▶ **Gestellte Aufgabe**: Setzen Sie den Text über die sieben Gaben des Heiligen Geistes nach seinem letzten Satz fort.

▶ **Lesetext**:

=======

Die 7 Gaben des Heiligen Geistes: Weisheit, Einsicht, Rat, Stärke, Erkenntnis, Frömmigkeit und Gottesfurcht. Bild: Pia Neuenschwander

Die 7 Gaben des Heiligen Geistes

Aus 6 mach 7 - 2700 Jahre überdauernde Geistesgaben

Die sieben Gaben des Heiligen Geistes gehen auf den Propheten Jesaja zurück. Bei ihm waren es allerdings nur sechs. Heute ist nur noch von sieben die Rede – fast ein sprachliches Pfingstwunder.

Von den Gaben des Geistes hat der Prophet Jesaja schon gepredigt, als von einem Heiligen Geist, dessen Hochfest wir an diesem Sonntag feiern, noch längst nicht die Rede war. Im Buch Jesaja (11, 1-2), das auf die Zeit von 740 bis 700 v. Chr. zurückgeht, ist nämlich zu lesen: «Doch aus dem Baumstumpf Isais wächst ein Reis empor, ein junger Trieb aus seinen Wurzeln bringt Frucht. Der Geist des Herrn ruht auf ihm: der Geist der Weisheit und der Einsicht, der Geist des Rates und der Stärke, der Geist der Erkenntnis und der Furcht des Herrn.»

=======

Einträge aus einer Datensammlung:
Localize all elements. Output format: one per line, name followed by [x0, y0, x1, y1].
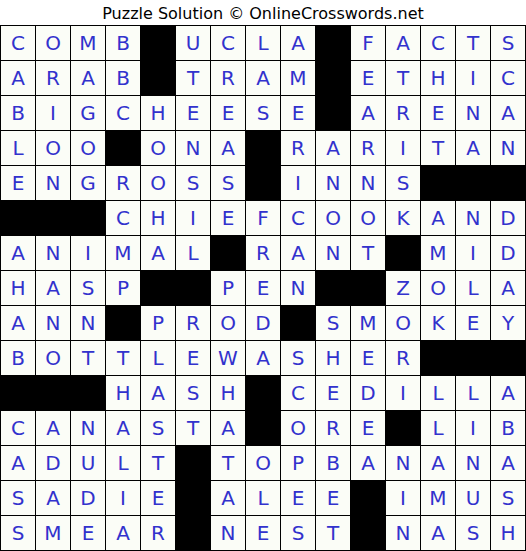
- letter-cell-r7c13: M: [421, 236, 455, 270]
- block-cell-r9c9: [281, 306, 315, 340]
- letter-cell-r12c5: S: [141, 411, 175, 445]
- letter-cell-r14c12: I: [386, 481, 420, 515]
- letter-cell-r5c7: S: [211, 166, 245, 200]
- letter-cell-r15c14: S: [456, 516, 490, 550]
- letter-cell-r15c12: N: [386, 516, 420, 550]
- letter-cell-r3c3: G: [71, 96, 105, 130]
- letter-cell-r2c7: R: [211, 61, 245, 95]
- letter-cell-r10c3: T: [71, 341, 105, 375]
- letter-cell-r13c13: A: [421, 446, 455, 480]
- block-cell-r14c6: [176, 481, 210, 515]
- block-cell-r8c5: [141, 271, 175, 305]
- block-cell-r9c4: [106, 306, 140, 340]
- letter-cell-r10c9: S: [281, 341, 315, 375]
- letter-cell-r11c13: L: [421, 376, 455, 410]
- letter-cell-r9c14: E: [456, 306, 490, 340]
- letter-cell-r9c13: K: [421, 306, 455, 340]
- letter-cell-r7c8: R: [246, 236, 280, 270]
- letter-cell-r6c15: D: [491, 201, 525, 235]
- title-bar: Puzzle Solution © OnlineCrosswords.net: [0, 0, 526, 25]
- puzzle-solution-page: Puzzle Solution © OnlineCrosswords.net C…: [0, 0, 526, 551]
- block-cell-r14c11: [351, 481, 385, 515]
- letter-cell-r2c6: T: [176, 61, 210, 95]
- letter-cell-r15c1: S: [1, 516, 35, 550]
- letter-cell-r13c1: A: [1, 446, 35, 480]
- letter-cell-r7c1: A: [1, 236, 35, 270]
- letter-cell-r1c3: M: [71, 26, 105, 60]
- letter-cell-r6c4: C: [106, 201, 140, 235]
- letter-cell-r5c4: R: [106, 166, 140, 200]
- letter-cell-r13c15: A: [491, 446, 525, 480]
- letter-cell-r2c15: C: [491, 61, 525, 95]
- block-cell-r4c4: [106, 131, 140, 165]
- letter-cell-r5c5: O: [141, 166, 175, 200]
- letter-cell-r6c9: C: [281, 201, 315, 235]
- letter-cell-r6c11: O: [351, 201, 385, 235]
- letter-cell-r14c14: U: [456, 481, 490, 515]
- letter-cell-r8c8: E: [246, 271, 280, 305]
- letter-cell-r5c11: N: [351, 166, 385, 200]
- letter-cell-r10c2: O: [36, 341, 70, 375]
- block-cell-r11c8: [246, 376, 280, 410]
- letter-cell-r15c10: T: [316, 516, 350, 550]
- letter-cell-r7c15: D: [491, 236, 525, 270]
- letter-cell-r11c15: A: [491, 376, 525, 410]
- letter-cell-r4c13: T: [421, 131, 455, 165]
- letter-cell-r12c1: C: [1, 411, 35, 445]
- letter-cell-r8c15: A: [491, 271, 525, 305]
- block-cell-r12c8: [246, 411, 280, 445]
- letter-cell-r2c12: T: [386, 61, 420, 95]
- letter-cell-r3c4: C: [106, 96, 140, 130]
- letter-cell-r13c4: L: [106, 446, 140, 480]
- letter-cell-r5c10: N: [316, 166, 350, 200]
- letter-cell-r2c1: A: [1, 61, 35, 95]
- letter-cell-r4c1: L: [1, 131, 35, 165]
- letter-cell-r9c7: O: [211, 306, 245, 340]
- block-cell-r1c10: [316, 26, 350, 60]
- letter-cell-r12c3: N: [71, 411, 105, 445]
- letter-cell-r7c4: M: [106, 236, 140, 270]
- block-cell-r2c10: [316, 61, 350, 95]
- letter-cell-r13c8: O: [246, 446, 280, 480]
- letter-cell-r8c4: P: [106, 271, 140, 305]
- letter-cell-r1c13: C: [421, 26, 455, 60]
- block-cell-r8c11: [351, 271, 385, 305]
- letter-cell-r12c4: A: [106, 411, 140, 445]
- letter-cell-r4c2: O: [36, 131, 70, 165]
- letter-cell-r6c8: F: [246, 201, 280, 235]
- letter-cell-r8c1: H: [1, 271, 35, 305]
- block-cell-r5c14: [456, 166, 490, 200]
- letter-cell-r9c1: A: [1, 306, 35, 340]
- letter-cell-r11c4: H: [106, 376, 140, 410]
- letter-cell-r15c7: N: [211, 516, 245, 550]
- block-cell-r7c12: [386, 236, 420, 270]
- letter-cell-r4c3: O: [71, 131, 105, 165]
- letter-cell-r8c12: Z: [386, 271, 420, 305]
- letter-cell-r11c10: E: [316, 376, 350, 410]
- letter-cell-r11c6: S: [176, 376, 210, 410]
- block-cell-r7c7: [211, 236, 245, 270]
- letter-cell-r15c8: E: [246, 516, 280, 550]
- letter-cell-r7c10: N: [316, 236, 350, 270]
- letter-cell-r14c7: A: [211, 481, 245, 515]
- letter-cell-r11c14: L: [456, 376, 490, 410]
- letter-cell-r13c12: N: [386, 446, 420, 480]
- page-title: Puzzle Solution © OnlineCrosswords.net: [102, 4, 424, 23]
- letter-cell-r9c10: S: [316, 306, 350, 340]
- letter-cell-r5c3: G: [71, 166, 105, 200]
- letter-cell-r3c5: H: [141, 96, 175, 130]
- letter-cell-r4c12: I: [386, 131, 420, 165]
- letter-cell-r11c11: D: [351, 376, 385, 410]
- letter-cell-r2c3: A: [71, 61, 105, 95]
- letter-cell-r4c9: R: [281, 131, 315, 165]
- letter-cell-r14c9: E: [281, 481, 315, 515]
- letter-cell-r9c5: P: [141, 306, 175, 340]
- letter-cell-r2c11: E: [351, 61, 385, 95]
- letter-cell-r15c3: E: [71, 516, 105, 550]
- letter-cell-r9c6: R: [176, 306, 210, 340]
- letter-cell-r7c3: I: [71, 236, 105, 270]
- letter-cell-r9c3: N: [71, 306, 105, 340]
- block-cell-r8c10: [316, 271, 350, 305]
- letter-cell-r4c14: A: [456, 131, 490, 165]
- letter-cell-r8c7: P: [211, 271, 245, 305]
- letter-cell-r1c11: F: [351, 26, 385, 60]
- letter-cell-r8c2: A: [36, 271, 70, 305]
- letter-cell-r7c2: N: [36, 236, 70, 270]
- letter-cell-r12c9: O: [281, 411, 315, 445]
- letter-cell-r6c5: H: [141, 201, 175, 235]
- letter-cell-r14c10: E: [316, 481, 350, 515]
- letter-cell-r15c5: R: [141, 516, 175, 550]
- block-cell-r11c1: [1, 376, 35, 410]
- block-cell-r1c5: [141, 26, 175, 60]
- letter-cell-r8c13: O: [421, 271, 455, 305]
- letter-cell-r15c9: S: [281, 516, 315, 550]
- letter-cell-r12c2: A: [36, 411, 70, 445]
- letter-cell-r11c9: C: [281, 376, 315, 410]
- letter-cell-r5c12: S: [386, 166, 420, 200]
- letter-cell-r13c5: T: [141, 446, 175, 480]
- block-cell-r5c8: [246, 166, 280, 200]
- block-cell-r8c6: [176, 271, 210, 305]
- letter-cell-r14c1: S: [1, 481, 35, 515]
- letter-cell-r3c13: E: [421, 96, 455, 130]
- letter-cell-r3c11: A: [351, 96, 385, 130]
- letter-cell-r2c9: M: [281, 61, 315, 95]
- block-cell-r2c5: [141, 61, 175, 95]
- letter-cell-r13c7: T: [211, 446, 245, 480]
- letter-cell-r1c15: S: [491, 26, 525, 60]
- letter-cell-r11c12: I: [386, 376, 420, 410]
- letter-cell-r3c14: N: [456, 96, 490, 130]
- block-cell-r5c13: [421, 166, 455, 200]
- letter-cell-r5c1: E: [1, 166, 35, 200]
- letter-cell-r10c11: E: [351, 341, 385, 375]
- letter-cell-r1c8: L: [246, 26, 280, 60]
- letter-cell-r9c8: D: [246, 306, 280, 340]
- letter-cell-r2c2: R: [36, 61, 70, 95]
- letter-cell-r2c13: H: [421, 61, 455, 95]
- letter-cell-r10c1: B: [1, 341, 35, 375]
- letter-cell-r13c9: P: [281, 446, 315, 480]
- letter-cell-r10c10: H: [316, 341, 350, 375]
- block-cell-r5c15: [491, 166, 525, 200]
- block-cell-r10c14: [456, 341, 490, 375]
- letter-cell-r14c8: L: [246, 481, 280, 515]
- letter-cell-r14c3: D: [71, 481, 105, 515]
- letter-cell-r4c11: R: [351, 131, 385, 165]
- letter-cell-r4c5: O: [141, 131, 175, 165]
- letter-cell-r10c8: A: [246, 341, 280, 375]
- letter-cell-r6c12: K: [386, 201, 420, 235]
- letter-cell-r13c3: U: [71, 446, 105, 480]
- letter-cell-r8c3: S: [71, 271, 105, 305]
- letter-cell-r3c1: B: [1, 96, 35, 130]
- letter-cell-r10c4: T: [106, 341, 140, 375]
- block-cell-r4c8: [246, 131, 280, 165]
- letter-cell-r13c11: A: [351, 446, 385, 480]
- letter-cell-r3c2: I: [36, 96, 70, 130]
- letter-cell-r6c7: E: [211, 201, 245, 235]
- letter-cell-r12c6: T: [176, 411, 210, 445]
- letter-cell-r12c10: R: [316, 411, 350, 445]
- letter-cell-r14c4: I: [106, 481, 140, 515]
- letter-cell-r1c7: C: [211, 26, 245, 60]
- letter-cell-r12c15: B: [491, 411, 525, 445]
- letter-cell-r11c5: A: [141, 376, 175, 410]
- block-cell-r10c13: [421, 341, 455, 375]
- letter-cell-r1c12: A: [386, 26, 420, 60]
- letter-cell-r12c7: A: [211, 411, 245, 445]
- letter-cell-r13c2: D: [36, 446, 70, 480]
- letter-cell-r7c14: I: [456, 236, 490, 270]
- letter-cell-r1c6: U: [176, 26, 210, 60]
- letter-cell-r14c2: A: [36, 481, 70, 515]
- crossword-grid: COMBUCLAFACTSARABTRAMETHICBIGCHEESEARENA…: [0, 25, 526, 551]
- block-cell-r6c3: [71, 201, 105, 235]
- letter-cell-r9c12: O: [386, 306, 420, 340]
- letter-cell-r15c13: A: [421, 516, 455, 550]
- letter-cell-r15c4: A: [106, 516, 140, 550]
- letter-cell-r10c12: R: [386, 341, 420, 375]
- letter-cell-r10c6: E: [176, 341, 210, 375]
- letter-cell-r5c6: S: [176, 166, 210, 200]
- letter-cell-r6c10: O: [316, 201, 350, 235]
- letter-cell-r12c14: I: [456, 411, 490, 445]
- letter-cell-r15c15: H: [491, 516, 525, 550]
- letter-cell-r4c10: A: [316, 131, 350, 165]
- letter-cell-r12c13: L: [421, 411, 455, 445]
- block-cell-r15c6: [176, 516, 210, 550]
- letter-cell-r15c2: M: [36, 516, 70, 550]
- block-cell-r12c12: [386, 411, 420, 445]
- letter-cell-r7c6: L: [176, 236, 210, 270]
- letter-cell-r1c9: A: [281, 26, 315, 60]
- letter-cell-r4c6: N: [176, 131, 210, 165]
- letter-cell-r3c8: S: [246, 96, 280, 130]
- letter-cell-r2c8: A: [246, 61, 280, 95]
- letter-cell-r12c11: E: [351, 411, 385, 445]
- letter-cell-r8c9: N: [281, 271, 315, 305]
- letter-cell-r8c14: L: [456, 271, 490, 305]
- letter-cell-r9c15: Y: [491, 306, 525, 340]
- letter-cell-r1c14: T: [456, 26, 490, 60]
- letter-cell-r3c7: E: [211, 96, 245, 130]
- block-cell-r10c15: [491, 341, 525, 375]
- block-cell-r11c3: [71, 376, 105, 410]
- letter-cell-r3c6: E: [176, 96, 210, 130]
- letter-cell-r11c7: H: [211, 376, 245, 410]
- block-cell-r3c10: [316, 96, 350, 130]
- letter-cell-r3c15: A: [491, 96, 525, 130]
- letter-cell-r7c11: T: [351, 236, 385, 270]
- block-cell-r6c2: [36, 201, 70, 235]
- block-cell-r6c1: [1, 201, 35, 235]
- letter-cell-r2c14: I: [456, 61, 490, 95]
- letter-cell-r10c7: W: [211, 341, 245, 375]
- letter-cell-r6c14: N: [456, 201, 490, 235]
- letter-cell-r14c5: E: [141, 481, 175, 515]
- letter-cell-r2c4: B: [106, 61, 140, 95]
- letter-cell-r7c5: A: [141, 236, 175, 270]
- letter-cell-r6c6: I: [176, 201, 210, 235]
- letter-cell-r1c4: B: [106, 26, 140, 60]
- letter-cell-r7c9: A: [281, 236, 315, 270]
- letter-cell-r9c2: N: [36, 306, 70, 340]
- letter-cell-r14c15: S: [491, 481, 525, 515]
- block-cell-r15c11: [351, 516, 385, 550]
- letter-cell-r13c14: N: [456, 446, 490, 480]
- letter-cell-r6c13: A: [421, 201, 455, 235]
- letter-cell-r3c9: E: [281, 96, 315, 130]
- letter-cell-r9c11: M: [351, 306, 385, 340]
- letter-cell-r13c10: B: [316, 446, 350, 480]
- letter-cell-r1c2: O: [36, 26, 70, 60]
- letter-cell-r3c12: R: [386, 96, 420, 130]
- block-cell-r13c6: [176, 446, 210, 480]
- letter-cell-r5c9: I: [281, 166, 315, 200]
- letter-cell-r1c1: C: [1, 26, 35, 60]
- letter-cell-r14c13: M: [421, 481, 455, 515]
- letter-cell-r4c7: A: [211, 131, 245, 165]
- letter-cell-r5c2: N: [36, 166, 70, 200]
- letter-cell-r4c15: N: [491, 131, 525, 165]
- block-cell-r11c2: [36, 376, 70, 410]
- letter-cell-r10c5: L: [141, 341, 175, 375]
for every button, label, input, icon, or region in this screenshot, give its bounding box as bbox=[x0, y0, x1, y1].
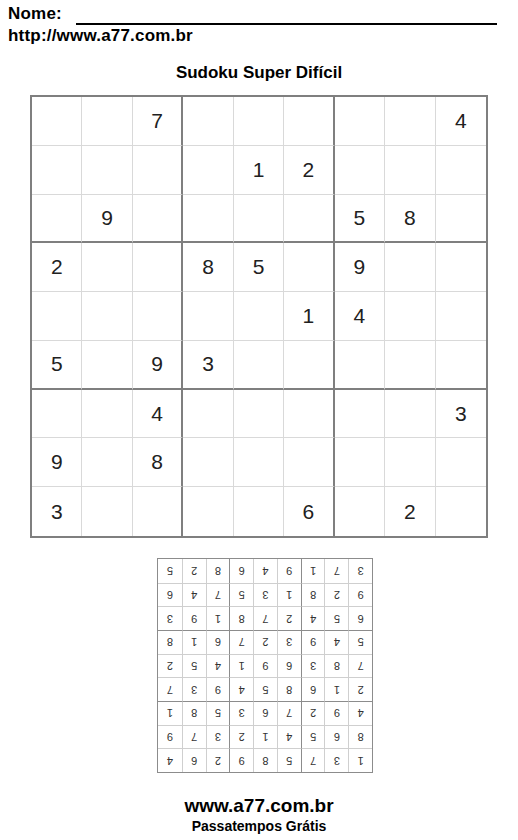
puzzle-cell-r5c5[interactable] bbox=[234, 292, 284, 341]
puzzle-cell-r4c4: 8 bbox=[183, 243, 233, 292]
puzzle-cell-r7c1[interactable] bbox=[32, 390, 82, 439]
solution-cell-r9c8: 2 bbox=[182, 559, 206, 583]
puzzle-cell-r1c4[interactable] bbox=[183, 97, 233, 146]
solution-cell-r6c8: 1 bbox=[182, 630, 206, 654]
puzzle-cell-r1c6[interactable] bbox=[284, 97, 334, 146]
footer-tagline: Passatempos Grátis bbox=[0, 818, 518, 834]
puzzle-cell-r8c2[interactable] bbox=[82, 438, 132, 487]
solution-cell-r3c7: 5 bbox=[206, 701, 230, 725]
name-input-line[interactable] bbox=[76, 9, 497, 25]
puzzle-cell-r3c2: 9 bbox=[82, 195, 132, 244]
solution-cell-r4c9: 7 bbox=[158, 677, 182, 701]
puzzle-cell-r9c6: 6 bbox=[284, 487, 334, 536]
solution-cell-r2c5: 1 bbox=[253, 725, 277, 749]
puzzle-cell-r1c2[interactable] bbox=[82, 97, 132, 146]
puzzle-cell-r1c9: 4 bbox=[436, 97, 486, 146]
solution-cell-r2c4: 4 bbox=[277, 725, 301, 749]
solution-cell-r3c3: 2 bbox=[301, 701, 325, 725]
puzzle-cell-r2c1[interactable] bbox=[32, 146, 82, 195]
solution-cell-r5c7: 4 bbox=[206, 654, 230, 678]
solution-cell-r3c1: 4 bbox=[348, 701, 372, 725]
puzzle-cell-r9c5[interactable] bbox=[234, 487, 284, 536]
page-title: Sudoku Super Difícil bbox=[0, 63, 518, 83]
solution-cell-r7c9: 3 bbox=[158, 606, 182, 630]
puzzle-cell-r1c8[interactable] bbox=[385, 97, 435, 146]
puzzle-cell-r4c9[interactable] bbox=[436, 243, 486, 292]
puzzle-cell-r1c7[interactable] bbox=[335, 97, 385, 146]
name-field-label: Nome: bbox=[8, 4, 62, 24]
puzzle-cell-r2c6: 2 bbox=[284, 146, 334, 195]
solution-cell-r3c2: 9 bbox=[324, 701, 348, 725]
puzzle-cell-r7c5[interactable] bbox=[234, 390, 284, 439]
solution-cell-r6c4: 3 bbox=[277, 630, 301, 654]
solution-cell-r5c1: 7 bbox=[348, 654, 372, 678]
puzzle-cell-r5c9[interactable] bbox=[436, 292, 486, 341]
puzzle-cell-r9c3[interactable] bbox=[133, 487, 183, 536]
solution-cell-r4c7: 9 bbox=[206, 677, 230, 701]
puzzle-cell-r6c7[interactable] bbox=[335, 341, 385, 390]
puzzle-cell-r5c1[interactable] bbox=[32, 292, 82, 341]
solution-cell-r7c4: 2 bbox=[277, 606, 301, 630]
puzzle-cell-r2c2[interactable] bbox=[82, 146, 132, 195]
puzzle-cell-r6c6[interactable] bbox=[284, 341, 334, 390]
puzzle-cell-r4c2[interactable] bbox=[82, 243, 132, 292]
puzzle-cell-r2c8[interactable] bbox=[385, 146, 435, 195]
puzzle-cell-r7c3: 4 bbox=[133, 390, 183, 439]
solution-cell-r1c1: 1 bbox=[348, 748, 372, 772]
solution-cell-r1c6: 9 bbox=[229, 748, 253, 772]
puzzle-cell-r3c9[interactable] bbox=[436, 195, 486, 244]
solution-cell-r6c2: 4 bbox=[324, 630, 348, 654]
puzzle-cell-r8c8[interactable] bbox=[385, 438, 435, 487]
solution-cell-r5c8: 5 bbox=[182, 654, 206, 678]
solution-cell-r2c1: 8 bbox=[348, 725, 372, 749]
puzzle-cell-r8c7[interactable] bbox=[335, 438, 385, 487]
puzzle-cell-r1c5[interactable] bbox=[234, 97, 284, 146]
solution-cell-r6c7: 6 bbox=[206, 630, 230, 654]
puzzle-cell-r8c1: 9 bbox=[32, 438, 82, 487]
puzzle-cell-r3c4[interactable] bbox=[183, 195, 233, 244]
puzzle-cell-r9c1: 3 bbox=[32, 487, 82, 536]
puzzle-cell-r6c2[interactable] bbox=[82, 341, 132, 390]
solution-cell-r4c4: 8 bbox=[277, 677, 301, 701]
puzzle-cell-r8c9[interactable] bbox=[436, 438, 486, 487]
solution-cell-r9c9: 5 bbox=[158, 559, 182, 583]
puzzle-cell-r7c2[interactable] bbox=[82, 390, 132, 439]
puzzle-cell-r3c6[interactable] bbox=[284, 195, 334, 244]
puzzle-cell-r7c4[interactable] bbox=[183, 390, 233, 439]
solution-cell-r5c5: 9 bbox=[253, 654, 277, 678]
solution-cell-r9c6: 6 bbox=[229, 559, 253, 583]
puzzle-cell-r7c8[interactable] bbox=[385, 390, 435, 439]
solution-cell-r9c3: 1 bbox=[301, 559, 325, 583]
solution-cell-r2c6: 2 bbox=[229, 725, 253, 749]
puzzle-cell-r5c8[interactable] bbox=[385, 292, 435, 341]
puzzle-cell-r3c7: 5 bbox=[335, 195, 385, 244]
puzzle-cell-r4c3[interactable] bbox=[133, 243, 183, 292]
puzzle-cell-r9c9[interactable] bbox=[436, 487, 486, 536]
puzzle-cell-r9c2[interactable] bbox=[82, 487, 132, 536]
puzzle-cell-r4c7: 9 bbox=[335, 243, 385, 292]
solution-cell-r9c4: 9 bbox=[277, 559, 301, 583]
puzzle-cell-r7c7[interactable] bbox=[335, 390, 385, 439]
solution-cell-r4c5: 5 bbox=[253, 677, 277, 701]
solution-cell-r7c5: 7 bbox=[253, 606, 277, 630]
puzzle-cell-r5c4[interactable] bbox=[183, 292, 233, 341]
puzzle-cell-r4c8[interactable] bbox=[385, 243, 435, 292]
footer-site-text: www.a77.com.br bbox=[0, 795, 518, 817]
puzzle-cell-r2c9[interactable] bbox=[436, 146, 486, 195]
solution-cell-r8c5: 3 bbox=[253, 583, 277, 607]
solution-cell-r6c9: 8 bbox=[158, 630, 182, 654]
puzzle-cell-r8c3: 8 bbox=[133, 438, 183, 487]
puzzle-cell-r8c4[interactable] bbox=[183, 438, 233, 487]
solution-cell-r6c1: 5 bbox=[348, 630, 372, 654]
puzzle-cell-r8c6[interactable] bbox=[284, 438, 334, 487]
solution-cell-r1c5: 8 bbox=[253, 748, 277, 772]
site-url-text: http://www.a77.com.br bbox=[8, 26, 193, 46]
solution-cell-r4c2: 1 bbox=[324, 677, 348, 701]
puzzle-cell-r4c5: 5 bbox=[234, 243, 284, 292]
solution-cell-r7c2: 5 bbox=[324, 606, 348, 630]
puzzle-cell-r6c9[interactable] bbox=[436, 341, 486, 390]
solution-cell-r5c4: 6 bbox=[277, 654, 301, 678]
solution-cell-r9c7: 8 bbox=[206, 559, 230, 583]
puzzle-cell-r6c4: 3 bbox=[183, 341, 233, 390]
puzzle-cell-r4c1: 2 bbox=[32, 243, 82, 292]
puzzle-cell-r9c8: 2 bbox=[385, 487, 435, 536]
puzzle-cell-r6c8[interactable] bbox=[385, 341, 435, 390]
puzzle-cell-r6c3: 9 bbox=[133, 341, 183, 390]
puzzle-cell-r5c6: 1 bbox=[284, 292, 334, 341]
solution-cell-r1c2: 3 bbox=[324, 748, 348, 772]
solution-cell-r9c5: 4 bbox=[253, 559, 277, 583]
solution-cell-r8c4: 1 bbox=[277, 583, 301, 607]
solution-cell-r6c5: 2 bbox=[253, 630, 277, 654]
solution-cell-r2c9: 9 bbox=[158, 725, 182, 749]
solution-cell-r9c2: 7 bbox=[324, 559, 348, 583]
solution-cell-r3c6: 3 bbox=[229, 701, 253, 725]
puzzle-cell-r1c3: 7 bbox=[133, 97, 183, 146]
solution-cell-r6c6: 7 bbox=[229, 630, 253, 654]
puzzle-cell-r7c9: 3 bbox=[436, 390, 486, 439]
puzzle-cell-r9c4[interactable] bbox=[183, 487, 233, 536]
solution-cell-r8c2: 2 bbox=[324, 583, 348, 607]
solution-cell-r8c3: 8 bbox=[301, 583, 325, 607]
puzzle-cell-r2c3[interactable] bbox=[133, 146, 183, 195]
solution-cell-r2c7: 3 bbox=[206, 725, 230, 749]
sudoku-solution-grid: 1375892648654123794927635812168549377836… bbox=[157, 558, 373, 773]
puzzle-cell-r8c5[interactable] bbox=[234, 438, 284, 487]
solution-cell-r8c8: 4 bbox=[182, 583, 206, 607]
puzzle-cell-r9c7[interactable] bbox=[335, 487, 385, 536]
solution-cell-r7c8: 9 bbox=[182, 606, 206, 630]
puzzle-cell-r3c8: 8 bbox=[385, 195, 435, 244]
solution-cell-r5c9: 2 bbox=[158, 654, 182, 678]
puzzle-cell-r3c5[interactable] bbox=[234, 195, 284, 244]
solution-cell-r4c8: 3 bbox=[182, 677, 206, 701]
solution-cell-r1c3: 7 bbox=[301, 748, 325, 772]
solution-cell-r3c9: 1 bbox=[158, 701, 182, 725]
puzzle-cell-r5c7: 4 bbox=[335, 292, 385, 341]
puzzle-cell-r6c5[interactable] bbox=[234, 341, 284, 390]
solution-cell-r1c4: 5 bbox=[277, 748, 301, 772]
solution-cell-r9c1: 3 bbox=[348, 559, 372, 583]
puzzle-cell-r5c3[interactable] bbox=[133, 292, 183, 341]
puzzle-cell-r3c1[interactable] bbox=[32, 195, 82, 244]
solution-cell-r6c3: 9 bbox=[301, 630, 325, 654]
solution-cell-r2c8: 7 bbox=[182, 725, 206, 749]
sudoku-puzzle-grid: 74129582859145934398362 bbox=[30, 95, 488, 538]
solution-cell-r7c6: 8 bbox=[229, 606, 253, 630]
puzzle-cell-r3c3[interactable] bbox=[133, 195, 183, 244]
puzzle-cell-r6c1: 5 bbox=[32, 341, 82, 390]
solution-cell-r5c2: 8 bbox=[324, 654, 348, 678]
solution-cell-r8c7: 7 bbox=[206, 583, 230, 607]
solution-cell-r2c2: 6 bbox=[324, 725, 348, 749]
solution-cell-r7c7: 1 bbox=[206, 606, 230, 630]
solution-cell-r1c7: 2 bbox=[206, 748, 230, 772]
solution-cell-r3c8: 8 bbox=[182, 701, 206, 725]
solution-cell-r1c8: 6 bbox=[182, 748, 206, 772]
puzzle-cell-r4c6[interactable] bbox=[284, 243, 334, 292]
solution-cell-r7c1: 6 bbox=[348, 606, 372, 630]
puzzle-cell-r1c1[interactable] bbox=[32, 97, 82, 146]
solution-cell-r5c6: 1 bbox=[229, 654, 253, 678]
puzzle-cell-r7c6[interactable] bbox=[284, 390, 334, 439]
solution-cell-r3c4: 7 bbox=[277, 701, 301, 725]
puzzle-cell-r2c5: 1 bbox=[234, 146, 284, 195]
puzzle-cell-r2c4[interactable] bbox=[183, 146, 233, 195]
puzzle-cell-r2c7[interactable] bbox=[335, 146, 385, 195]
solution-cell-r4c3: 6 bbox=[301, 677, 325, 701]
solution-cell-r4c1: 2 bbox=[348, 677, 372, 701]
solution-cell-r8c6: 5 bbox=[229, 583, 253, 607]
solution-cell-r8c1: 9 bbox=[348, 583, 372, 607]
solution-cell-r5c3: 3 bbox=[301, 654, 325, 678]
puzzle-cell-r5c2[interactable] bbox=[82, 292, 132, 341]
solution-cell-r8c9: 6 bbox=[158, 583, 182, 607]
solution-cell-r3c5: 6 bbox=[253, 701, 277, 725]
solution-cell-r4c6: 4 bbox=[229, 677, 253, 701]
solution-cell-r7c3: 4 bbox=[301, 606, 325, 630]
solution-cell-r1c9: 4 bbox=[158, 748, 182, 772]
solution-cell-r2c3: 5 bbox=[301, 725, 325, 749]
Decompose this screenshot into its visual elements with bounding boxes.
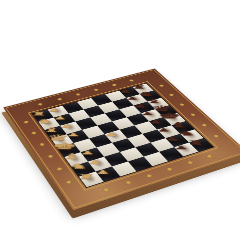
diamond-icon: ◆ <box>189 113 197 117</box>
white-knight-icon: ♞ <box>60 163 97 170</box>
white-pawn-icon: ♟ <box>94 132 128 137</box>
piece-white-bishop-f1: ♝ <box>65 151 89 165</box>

=======

▶ **Antwort zur Aufgabe**:
Diese Reihenfolge der Geistesgaben hat mittlerweile 2700 Jahre überdauert, eine unvorstellbar lange Zeit. Schon das allein verleiht ihnen eine «natürliche» Autorität. Der heute noch geltende Katholische Katechismus hält unter Ziffer 1831 an ihr fest und bezieht sich dabei ausdrücklich auf den Propheten aus dem Alten Testament. Wer aber den Jesaja-Text mit dem Abschnitt aus dem Katechismus genau vergleicht, stösst auf einen wesentlichen Unterschied: Jesaja erwähnt sechs Geistesgaben, während es im Katechismus deren sieben sind.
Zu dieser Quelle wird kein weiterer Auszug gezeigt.